Required task: Extract the lines of the listing from the one containing "y-axis-title: Per cent — [6, 26, 48, 38]" through the one containing "y-tick-label: 20 — [22, 104, 34, 116]", reproducing each unchanged.

--- Start Extracted data ---

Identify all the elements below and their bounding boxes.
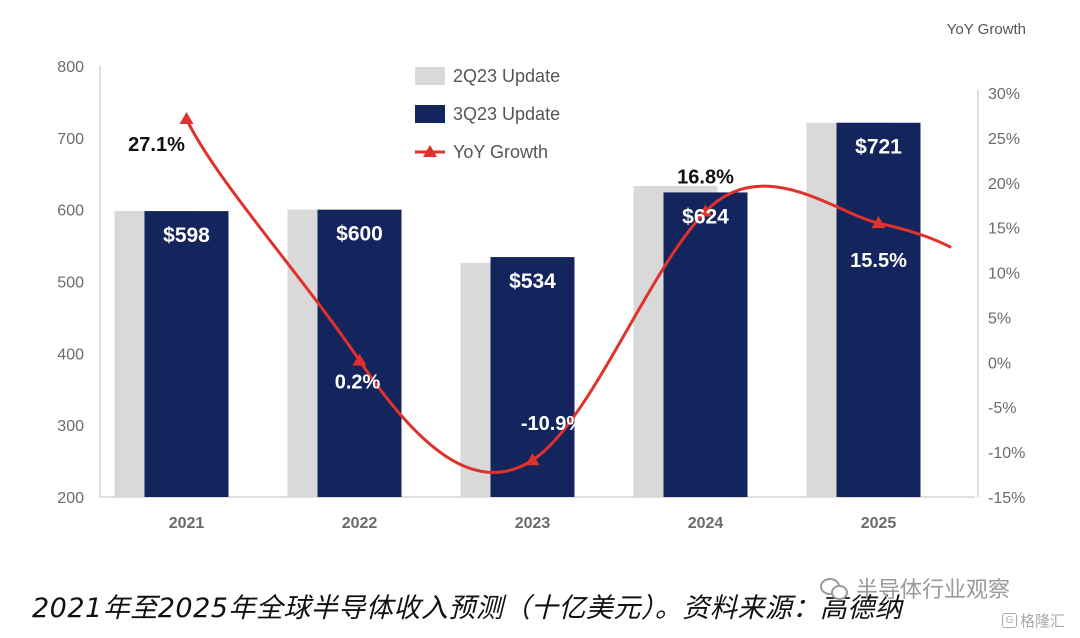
y-tick-label: 800 bbox=[57, 59, 84, 76]
growth-marker bbox=[871, 216, 886, 229]
bar-3q23 bbox=[663, 192, 748, 497]
bar-value-label: $624 bbox=[682, 205, 729, 228]
y2-tick-label: -5% bbox=[988, 400, 1016, 417]
bar-3q23 bbox=[317, 209, 402, 497]
y-tick-label: 600 bbox=[57, 203, 84, 220]
bar-value-label: $600 bbox=[336, 223, 383, 246]
growth-value-label: 16.8% bbox=[677, 167, 734, 189]
y2-tick-label: 30% bbox=[988, 86, 1020, 103]
y2-tick-label: -15% bbox=[988, 490, 1025, 507]
chart-axes: 200 300 400 500 600 700 800 -15% -10% -5% 0% 5% 10% 1… bbox=[57, 21, 1026, 532]
watermark-text: 半导体行业观察 bbox=[856, 578, 1011, 603]
bar-value-label: $534 bbox=[509, 270, 556, 293]
chart: 200 300 400 500 600 700 800 -15% -10% -5% 0% 5% 10% 1… bbox=[57, 21, 1026, 532]
x-tick-label: 2025 bbox=[861, 515, 897, 532]
y2-tick-label: 25% bbox=[988, 131, 1020, 148]
growth-marker bbox=[352, 353, 367, 366]
legend-label-3q23: 3Q23 Update bbox=[453, 104, 560, 124]
x-tick-label: 2022 bbox=[342, 515, 378, 532]
growth-value-label: 27.1% bbox=[128, 134, 185, 156]
x-tick-label: 2024 bbox=[688, 515, 724, 532]
watermark: 半导体行业观察 bbox=[820, 572, 1010, 604]
y2-tick-label: 5% bbox=[988, 310, 1011, 327]
y2-tick-label: 0% bbox=[988, 355, 1011, 372]
growth-marker bbox=[698, 204, 713, 217]
y-tick-label: 500 bbox=[57, 275, 84, 292]
chart-growth-line bbox=[179, 112, 952, 474]
x-tick-label: 2021 bbox=[169, 515, 205, 532]
y-tick-label: 300 bbox=[57, 418, 84, 435]
growth-marker bbox=[179, 112, 194, 125]
y-tick-label: 400 bbox=[57, 346, 84, 363]
chart-labels: $598 $600 $534 $624 $721 27.1% 0.2% -10.9% 16.8%… bbox=[128, 134, 907, 435]
y2-axis-title: YoY Growth bbox=[947, 21, 1026, 38]
growth-value-label: -10.9% bbox=[521, 413, 585, 435]
legend-swatch-3q23 bbox=[415, 105, 445, 123]
y2-tick-label: 20% bbox=[988, 176, 1020, 193]
badge-text: 格隆汇 bbox=[1020, 612, 1066, 630]
legend-label-2q23: 2Q23 Update bbox=[453, 66, 560, 86]
legend-label-yoy: YoY Growth bbox=[453, 142, 548, 162]
growth-value-label: 0.2% bbox=[335, 372, 381, 394]
legend-swatch-2q23 bbox=[415, 67, 445, 85]
figure-caption: 2021年至2025年全球半导体收入预测（十亿美元）。资料来源：高德纳 bbox=[32, 593, 903, 624]
bar-value-label: $721 bbox=[855, 136, 902, 159]
x-tick-label: 2023 bbox=[515, 515, 551, 532]
chart-legend: 2Q23 Update 3Q23 Update YoY Growth bbox=[415, 66, 560, 162]
bar-3q23 bbox=[836, 122, 921, 497]
growth-line bbox=[185, 118, 952, 474]
y2-tick-label: -10% bbox=[988, 445, 1025, 462]
chart-bars bbox=[114, 122, 921, 497]
y2-tick-label: 15% bbox=[988, 221, 1020, 238]
legend-marker-yoy bbox=[423, 145, 437, 157]
bar-value-label: $598 bbox=[163, 224, 210, 247]
source-badge: G 格隆汇 bbox=[1002, 610, 1065, 631]
growth-value-label: 15.5% bbox=[850, 250, 907, 272]
y-tick-label: 700 bbox=[57, 131, 84, 148]
wechat-icon bbox=[820, 577, 848, 600]
y2-tick-label: 10% bbox=[988, 266, 1020, 283]
bar-3q23 bbox=[144, 211, 229, 497]
growth-marker bbox=[525, 453, 540, 466]
y-tick-label: 200 bbox=[57, 490, 84, 507]
logo-icon: G bbox=[1002, 613, 1017, 628]
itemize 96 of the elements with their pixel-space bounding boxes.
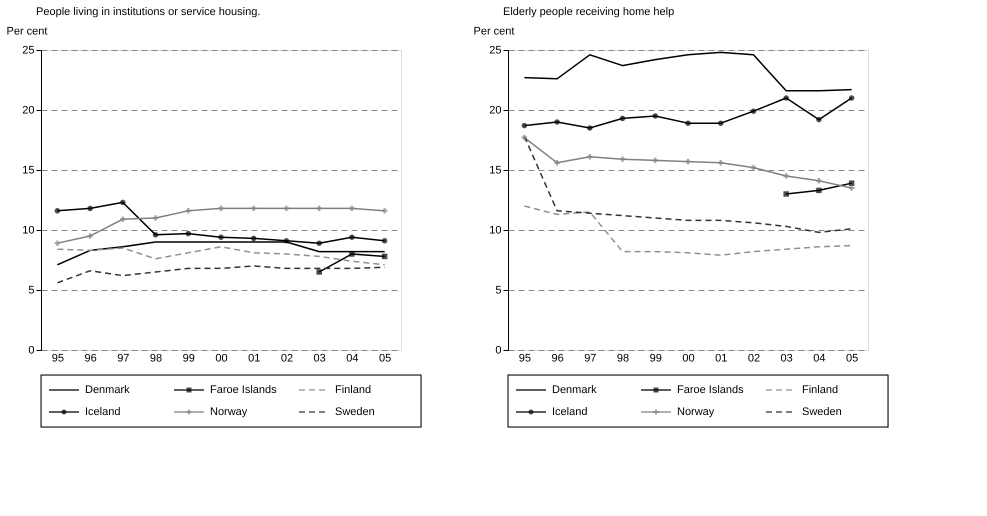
y-axis-title: Per cent — [6, 26, 48, 38]
point — [783, 95, 789, 101]
y-tick-label: 0 — [495, 344, 502, 356]
y-tick-label: 10 — [22, 224, 34, 236]
legend-label: Sweden — [802, 406, 842, 418]
point — [284, 206, 290, 212]
x-tick-label: 01 — [715, 352, 728, 364]
point — [349, 206, 355, 212]
point — [816, 116, 822, 122]
legend-label: Denmark — [85, 384, 130, 396]
y-tick-label: 20 — [489, 104, 502, 116]
point — [554, 160, 560, 166]
legend-label: Faroe Islands — [677, 384, 744, 396]
y-axis-title: Per cent — [474, 26, 514, 38]
point — [382, 238, 388, 244]
x-tick-label: 03 — [780, 352, 793, 364]
point — [750, 108, 756, 114]
x-tick-label: 98 — [616, 352, 630, 364]
chart-title: People living in institutions or service housing. — [36, 6, 260, 18]
x-tick-label: 95 — [52, 352, 64, 364]
point — [250, 206, 256, 212]
y-tick-label: 25 — [22, 44, 34, 56]
x-tick-label: 95 — [518, 352, 531, 364]
legend-label: Norway — [677, 406, 715, 418]
point — [316, 206, 322, 212]
legend-label: Finland — [802, 384, 838, 396]
point — [554, 119, 560, 125]
point — [848, 95, 854, 101]
point — [54, 240, 60, 246]
point — [620, 116, 626, 122]
point — [87, 206, 93, 212]
x-tick-label: 99 — [182, 352, 195, 364]
x-tick-label: 96 — [84, 352, 97, 364]
point — [349, 234, 355, 240]
point — [54, 208, 60, 214]
y-tick-label: 0 — [28, 344, 34, 356]
point — [316, 240, 322, 246]
point — [218, 234, 224, 240]
line-series — [524, 52, 852, 92]
point — [152, 232, 158, 238]
point — [522, 122, 528, 128]
legend-label: Sweden — [335, 406, 375, 418]
legend-label: Faroe Islands — [210, 384, 278, 396]
y-tick-label: 10 — [489, 224, 502, 236]
point — [284, 238, 290, 244]
point — [816, 178, 822, 184]
x-tick-label: 96 — [551, 352, 564, 364]
x-tick-label: 97 — [584, 352, 596, 364]
x-tick-label: 04 — [813, 352, 826, 364]
y-tick-label: 20 — [22, 104, 34, 116]
chart-title: Elderly people receiving home help — [503, 6, 674, 18]
point — [685, 120, 691, 126]
point — [620, 156, 626, 162]
legend-label: Iceland — [552, 406, 588, 418]
x-tick-label: 99 — [650, 352, 662, 364]
y-tick-label: 15 — [489, 164, 502, 176]
x-tick-label: 05 — [846, 352, 858, 364]
point — [186, 230, 192, 236]
legend-label: Finland — [335, 384, 372, 396]
legend-label: Iceland — [85, 406, 120, 418]
point — [750, 164, 756, 170]
point — [652, 158, 658, 164]
legend-label: Norway — [210, 406, 248, 418]
point — [718, 120, 724, 126]
point — [120, 216, 126, 222]
point — [250, 236, 256, 242]
y-tick-label: 15 — [22, 164, 34, 176]
point — [783, 173, 789, 179]
x-tick-label: 04 — [346, 352, 359, 364]
point — [587, 125, 593, 131]
x-tick-label: 00 — [215, 352, 228, 364]
x-tick-label: 02 — [748, 352, 760, 364]
x-tick-label: 01 — [248, 352, 260, 364]
point — [120, 200, 126, 206]
x-tick-label: 05 — [379, 352, 392, 364]
point — [382, 254, 388, 260]
point — [316, 269, 322, 275]
x-tick-label: 02 — [280, 352, 294, 364]
point — [652, 113, 658, 119]
line-series — [56, 246, 386, 266]
point — [848, 180, 854, 186]
point — [522, 134, 528, 140]
point — [382, 208, 388, 214]
x-tick-label: 97 — [117, 352, 130, 364]
y-tick-label: 5 — [28, 284, 34, 296]
y-tick-label: 5 — [495, 284, 502, 296]
legend-label: Denmark — [552, 384, 598, 396]
point — [783, 191, 789, 197]
point — [718, 160, 724, 166]
point — [816, 188, 822, 194]
x-tick-label: 03 — [314, 352, 326, 364]
x-tick-label: 98 — [150, 352, 162, 364]
x-tick-label: 00 — [682, 352, 695, 364]
point — [186, 208, 192, 214]
point — [587, 154, 593, 160]
y-tick-label: 25 — [489, 44, 502, 56]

--- End Extracted data ---

Correct result:
y-axis-title: Per cent — [6, 26, 48, 38]
point — [783, 95, 789, 101]
y-tick-label: 0 — [495, 344, 502, 356]
y-tick-label: 10 — [22, 224, 34, 236]
legend-label: Sweden — [802, 406, 842, 418]
point — [284, 206, 290, 212]
x-tick-label: 01 — [715, 352, 728, 364]
point — [349, 206, 355, 212]
point — [816, 116, 822, 122]
legend-label: Denmark — [85, 384, 130, 396]
y-tick-label: 20 — [489, 104, 502, 116]
point — [554, 160, 560, 166]
legend-label: Faroe Islands — [677, 384, 744, 396]
y-axis-title: Per cent — [474, 26, 514, 38]
point — [382, 238, 388, 244]
x-tick-label: 03 — [780, 352, 793, 364]
point — [750, 108, 756, 114]
x-tick-label: 98 — [616, 352, 630, 364]
chart-title: People living in institutions or service housing. — [36, 6, 260, 18]
x-tick-label: 95 — [52, 352, 64, 364]
point — [250, 206, 256, 212]
y-tick-label: 25 — [22, 44, 34, 56]
x-tick-label: 95 — [518, 352, 531, 364]
legend-label: Norway — [677, 406, 715, 418]
point — [316, 206, 322, 212]
legend-label: Finland — [802, 384, 838, 396]
point — [554, 119, 560, 125]
point — [848, 95, 854, 101]
point — [54, 240, 60, 246]
point — [620, 116, 626, 122]
point — [87, 206, 93, 212]
x-tick-label: 99 — [182, 352, 195, 364]
x-tick-label: 96 — [84, 352, 97, 364]
point — [349, 234, 355, 240]
point — [54, 208, 60, 214]
y-tick-label: 0 — [28, 344, 34, 356]
point — [316, 240, 322, 246]
point — [218, 234, 224, 240]
line-series — [524, 52, 852, 92]
point — [152, 232, 158, 238]
point — [522, 122, 528, 128]
legend-label: Sweden — [335, 406, 375, 418]
legend-label: Faroe Islands — [210, 384, 278, 396]
y-tick-label: 10 — [489, 224, 502, 236]
point — [284, 238, 290, 244]
point — [816, 178, 822, 184]
x-tick-label: 96 — [551, 352, 564, 364]
x-tick-label: 97 — [584, 352, 596, 364]
x-tick-label: 04 — [813, 352, 826, 364]
y-tick-label: 20 — [22, 104, 34, 116]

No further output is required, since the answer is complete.